• [EXERCISE BRIEF]:
Say how many lines hold the string "this", and nothing more.

• [EXTRACTED DATA]:
* * *
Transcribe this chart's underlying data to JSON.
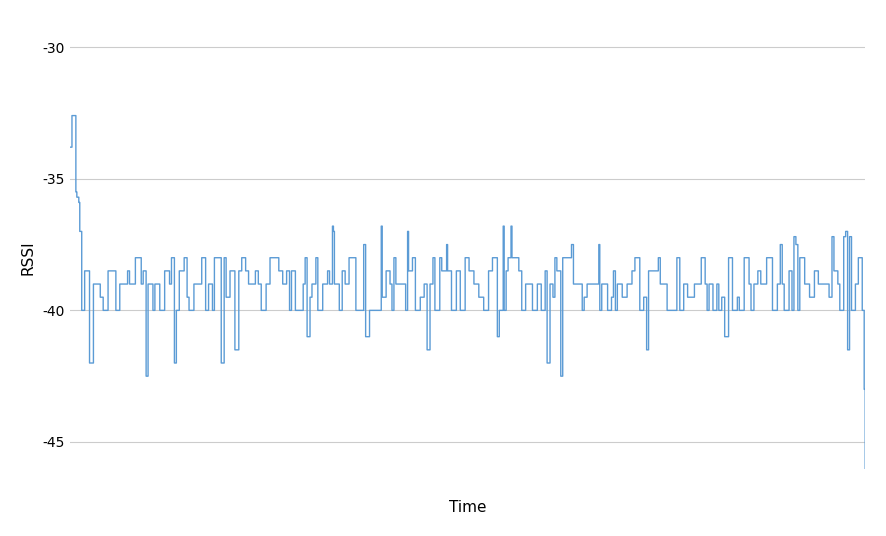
{
  "ylabel": "RSSI",
  "xlabel": "Time",
  "ylim": [
    -47,
    -29
  ],
  "yticks": [
    -45,
    -40,
    -35,
    -30
  ],
  "line_color": "#5B9BD5",
  "background_color": "#ffffff",
  "grid_color": "#cccccc",
  "linewidth": 1.0,
  "seed": 42
}
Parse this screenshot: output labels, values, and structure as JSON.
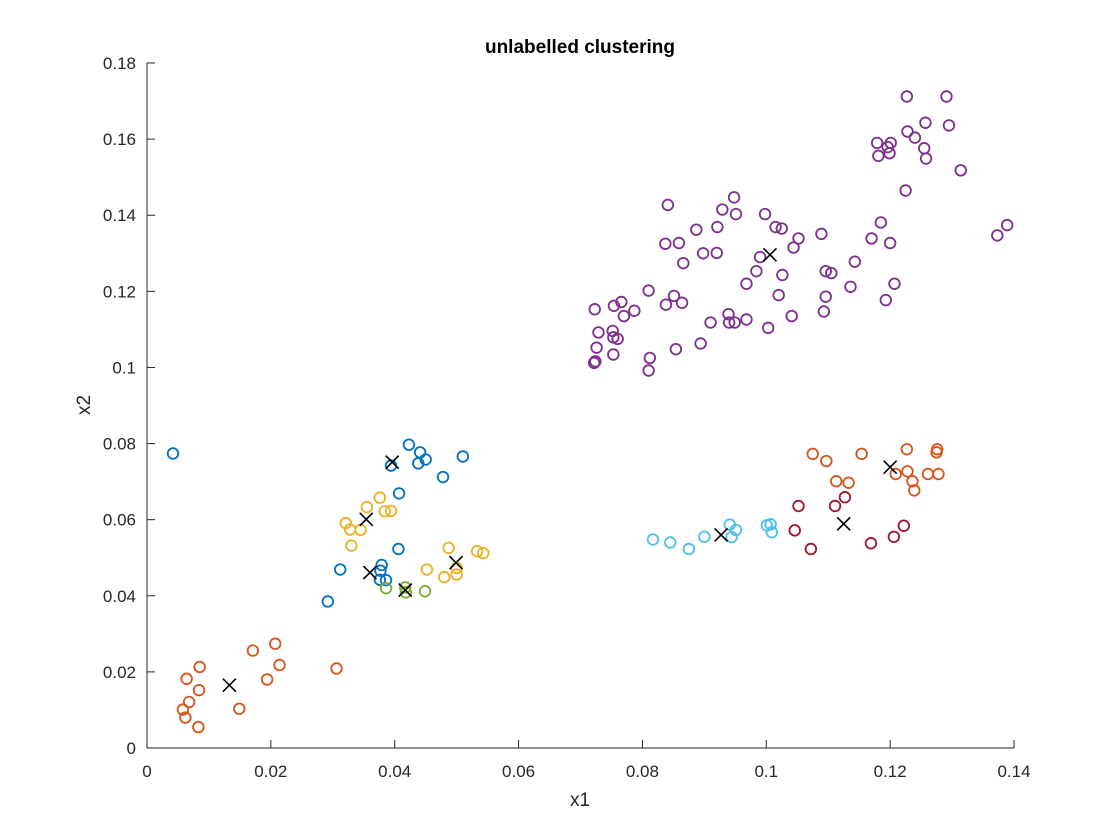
{
  "chart_data": {
    "type": "scatter",
    "title": "unlabelled clustering",
    "xlabel": "x1",
    "ylabel": "x2",
    "xlim": [
      0,
      0.14
    ],
    "ylim": [
      0,
      0.18
    ],
    "xticks": [
      "0",
      "0.02",
      "0.04",
      "0.06",
      "0.08",
      "0.1",
      "0.12",
      "0.14"
    ],
    "yticks": [
      "0",
      "0.02",
      "0.04",
      "0.06",
      "0.08",
      "0.1",
      "0.12",
      "0.14",
      "0.16",
      "0.18"
    ],
    "grid": false,
    "legend": "none",
    "series": [
      {
        "color": "#7E2F8E",
        "points": [
          [
            0.1227,
            0.1712
          ],
          [
            0.1291,
            0.1712
          ],
          [
            0.1295,
            0.1636
          ],
          [
            0.1257,
            0.1643
          ],
          [
            0.1228,
            0.162
          ],
          [
            0.124,
            0.1604
          ],
          [
            0.1179,
            0.159
          ],
          [
            0.1201,
            0.159
          ],
          [
            0.1196,
            0.1579
          ],
          [
            0.1255,
            0.1576
          ],
          [
            0.1181,
            0.1556
          ],
          [
            0.1199,
            0.1563
          ],
          [
            0.1258,
            0.1549
          ],
          [
            0.1314,
            0.1518
          ],
          [
            0.1225,
            0.1465
          ],
          [
            0.0948,
            0.1447
          ],
          [
            0.0841,
            0.1427
          ],
          [
            0.0929,
            0.1415
          ],
          [
            0.0951,
            0.1403
          ],
          [
            0.0998,
            0.1403
          ],
          [
            0.1185,
            0.1381
          ],
          [
            0.0921,
            0.1369
          ],
          [
            0.1015,
            0.1369
          ],
          [
            0.1025,
            0.1365
          ],
          [
            0.0887,
            0.1362
          ],
          [
            0.1089,
            0.1351
          ],
          [
            0.1373,
            0.1347
          ],
          [
            0.1389,
            0.1374
          ],
          [
            0.1052,
            0.1339
          ],
          [
            0.117,
            0.1339
          ],
          [
            0.0837,
            0.1325
          ],
          [
            0.0859,
            0.1327
          ],
          [
            0.12,
            0.1327
          ],
          [
            0.1044,
            0.1315
          ],
          [
            0.0898,
            0.13
          ],
          [
            0.092,
            0.1301
          ],
          [
            0.099,
            0.129
          ],
          [
            0.0866,
            0.1274
          ],
          [
            0.1143,
            0.1278
          ],
          [
            0.0984,
            0.1253
          ],
          [
            0.1096,
            0.1253
          ],
          [
            0.1105,
            0.1248
          ],
          [
            0.1026,
            0.1243
          ],
          [
            0.0968,
            0.122
          ],
          [
            0.1207,
            0.122
          ],
          [
            0.1136,
            0.1212
          ],
          [
            0.081,
            0.1202
          ],
          [
            0.102,
            0.119
          ],
          [
            0.1096,
            0.1186
          ],
          [
            0.0851,
            0.1188
          ],
          [
            0.1193,
            0.1177
          ],
          [
            0.0766,
            0.1172
          ],
          [
            0.0838,
            0.1165
          ],
          [
            0.0864,
            0.117
          ],
          [
            0.0754,
            0.1162
          ],
          [
            0.0723,
            0.1153
          ],
          [
            0.0787,
            0.1149
          ],
          [
            0.0939,
            0.114
          ],
          [
            0.077,
            0.1135
          ],
          [
            0.1041,
            0.1135
          ],
          [
            0.1093,
            0.1147
          ],
          [
            0.091,
            0.1118
          ],
          [
            0.094,
            0.1118
          ],
          [
            0.0949,
            0.1118
          ],
          [
            0.0968,
            0.1126
          ],
          [
            0.1003,
            0.1104
          ],
          [
            0.0752,
            0.1096
          ],
          [
            0.0729,
            0.1092
          ],
          [
            0.0753,
            0.1079
          ],
          [
            0.076,
            0.1075
          ],
          [
            0.0726,
            0.1052
          ],
          [
            0.0854,
            0.1048
          ],
          [
            0.0894,
            0.1063
          ],
          [
            0.0753,
            0.1034
          ],
          [
            0.0812,
            0.1025
          ],
          [
            0.0724,
            0.1016
          ],
          [
            0.0722,
            0.1012
          ],
          [
            0.081,
            0.0992
          ]
        ]
      },
      {
        "color": "#D95319",
        "points": [
          [
            0.1227,
            0.0785
          ],
          [
            0.1276,
            0.0785
          ],
          [
            0.1075,
            0.0773
          ],
          [
            0.1154,
            0.0773
          ],
          [
            0.1097,
            0.0754
          ],
          [
            0.1275,
            0.0777
          ],
          [
            0.1228,
            0.0727
          ],
          [
            0.1209,
            0.072
          ],
          [
            0.1261,
            0.072
          ],
          [
            0.1278,
            0.072
          ],
          [
            0.1113,
            0.0701
          ],
          [
            0.1133,
            0.0697
          ],
          [
            0.1236,
            0.0701
          ],
          [
            0.1239,
            0.0677
          ]
        ]
      },
      {
        "color": "#D95319",
        "points": [
          [
            0.0207,
            0.0274
          ],
          [
            0.0171,
            0.0256
          ],
          [
            0.0214,
            0.0218
          ],
          [
            0.0085,
            0.0213
          ],
          [
            0.0306,
            0.0209
          ],
          [
            0.0064,
            0.0182
          ],
          [
            0.0194,
            0.018
          ],
          [
            0.0084,
            0.0152
          ],
          [
            0.0068,
            0.0121
          ],
          [
            0.0058,
            0.0101
          ],
          [
            0.0149,
            0.0103
          ],
          [
            0.0062,
            0.008
          ],
          [
            0.0083,
            0.0055
          ]
        ]
      },
      {
        "color": "#A2142F",
        "points": [
          [
            0.1127,
            0.0659
          ],
          [
            0.1052,
            0.0636
          ],
          [
            0.1111,
            0.0636
          ],
          [
            0.1046,
            0.0572
          ],
          [
            0.1222,
            0.0584
          ],
          [
            0.1206,
            0.0555
          ],
          [
            0.1072,
            0.0523
          ],
          [
            0.1169,
            0.0538
          ]
        ]
      },
      {
        "color": "#4DBEEE",
        "points": [
          [
            0.0941,
            0.0587
          ],
          [
            0.1001,
            0.0585
          ],
          [
            0.1007,
            0.0588
          ],
          [
            0.0951,
            0.0573
          ],
          [
            0.1009,
            0.0567
          ],
          [
            0.0944,
            0.0554
          ],
          [
            0.09,
            0.0555
          ],
          [
            0.0817,
            0.0548
          ],
          [
            0.0845,
            0.054
          ],
          [
            0.0875,
            0.0523
          ]
        ]
      },
      {
        "color": "#0072BD",
        "points": [
          [
            0.0042,
            0.0774
          ],
          [
            0.0423,
            0.0797
          ],
          [
            0.0441,
            0.0777
          ],
          [
            0.051,
            0.0766
          ],
          [
            0.045,
            0.0758
          ],
          [
            0.0394,
            0.0742
          ],
          [
            0.0438,
            0.0748
          ],
          [
            0.0478,
            0.0712
          ],
          [
            0.0407,
            0.0669
          ],
          [
            0.0406,
            0.0523
          ],
          [
            0.0379,
            0.0481
          ],
          [
            0.0312,
            0.0469
          ],
          [
            0.0377,
            0.0466
          ],
          [
            0.0376,
            0.0442
          ],
          [
            0.0386,
            0.0441
          ],
          [
            0.0292,
            0.0385
          ]
        ]
      },
      {
        "color": "#EDB120",
        "points": [
          [
            0.0376,
            0.0658
          ],
          [
            0.0355,
            0.0633
          ],
          [
            0.0384,
            0.0622
          ],
          [
            0.0394,
            0.0623
          ],
          [
            0.0321,
            0.0591
          ],
          [
            0.0328,
            0.0574
          ],
          [
            0.0345,
            0.0573
          ],
          [
            0.033,
            0.0532
          ],
          [
            0.0487,
            0.0526
          ],
          [
            0.0533,
            0.0517
          ],
          [
            0.0543,
            0.0512
          ],
          [
            0.0452,
            0.0469
          ],
          [
            0.05,
            0.0473
          ],
          [
            0.048,
            0.0449
          ],
          [
            0.05,
            0.0456
          ]
        ]
      },
      {
        "color": "#77AC30",
        "points": [
          [
            0.0417,
            0.0422
          ],
          [
            0.0386,
            0.042
          ],
          [
            0.0418,
            0.0409
          ],
          [
            0.0449,
            0.0412
          ]
        ]
      }
    ],
    "centroids": {
      "color": "#000000",
      "marker": "x",
      "points": [
        [
          0.1006,
          0.1296
        ],
        [
          0.12,
          0.0738
        ],
        [
          0.1125,
          0.0589
        ],
        [
          0.0927,
          0.056
        ],
        [
          0.0396,
          0.0751
        ],
        [
          0.0354,
          0.0601
        ],
        [
          0.0499,
          0.0487
        ],
        [
          0.036,
          0.0461
        ],
        [
          0.0417,
          0.0415
        ],
        [
          0.0133,
          0.0165
        ]
      ]
    }
  }
}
* * *
• [RESULT OF THE EXERCISE]:
2